» What you have to do
Using the entries below, return word for word the lines from the one containing "Extract all readable text from this page." up to and including the last.

======

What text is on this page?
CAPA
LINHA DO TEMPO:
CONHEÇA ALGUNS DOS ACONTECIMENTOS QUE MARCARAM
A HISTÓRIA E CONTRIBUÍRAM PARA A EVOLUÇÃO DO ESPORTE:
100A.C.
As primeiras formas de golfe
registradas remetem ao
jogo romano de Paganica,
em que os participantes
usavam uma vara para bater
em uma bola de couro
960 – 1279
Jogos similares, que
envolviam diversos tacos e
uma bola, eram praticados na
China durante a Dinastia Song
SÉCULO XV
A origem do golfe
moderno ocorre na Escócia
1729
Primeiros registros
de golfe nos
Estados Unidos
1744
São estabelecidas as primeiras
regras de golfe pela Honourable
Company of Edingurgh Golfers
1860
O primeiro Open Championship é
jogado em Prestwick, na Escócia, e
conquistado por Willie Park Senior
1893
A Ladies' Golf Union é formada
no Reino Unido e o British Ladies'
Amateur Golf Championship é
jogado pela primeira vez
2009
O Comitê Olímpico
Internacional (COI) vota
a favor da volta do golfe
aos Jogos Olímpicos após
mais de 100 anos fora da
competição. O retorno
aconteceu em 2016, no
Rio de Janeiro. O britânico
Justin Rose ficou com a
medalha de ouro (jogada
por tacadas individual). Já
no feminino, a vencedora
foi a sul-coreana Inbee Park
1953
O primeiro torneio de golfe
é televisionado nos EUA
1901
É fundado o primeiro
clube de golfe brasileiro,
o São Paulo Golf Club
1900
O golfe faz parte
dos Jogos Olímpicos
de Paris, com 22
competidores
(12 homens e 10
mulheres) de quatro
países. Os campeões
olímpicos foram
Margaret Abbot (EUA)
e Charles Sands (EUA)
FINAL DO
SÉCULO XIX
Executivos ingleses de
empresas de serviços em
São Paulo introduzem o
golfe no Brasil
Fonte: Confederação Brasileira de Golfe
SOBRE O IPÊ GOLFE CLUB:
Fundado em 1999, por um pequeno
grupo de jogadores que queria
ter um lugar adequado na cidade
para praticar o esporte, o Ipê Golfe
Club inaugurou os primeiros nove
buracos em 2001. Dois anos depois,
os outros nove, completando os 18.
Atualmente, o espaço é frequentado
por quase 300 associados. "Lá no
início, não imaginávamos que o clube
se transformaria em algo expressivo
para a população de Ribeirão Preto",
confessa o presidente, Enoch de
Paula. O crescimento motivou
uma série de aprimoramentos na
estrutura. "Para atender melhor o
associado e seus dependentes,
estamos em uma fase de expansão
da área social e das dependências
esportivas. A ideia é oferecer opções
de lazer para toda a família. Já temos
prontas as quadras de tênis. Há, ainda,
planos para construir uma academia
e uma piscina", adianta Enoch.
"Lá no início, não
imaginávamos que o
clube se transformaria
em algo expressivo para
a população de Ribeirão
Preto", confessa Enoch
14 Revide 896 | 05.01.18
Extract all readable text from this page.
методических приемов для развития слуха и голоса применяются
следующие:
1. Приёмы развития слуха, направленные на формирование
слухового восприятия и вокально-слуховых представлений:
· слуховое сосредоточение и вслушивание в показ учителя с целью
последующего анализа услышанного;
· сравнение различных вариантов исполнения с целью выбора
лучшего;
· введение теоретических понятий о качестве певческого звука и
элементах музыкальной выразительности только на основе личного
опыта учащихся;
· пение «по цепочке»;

======

» Expected output
Extract all readable text from this page.
методических приемов для развития слуха и голоса применяются
следующие:
1. Приёмы развития слуха, направленные на формирование
слухового восприятия и вокально-слуховых представлений:
· слуховое сосредоточение и вслушивание в показ учителя с целью
последующего анализа услышанного;
· сравнение различных вариантов исполнения с целью выбора
лучшего;
· введение теоретических понятий о качестве певческого звука и
элементах музыкальной выразительности только на основе личного
опыта учащихся;
· пение «по цепочке»;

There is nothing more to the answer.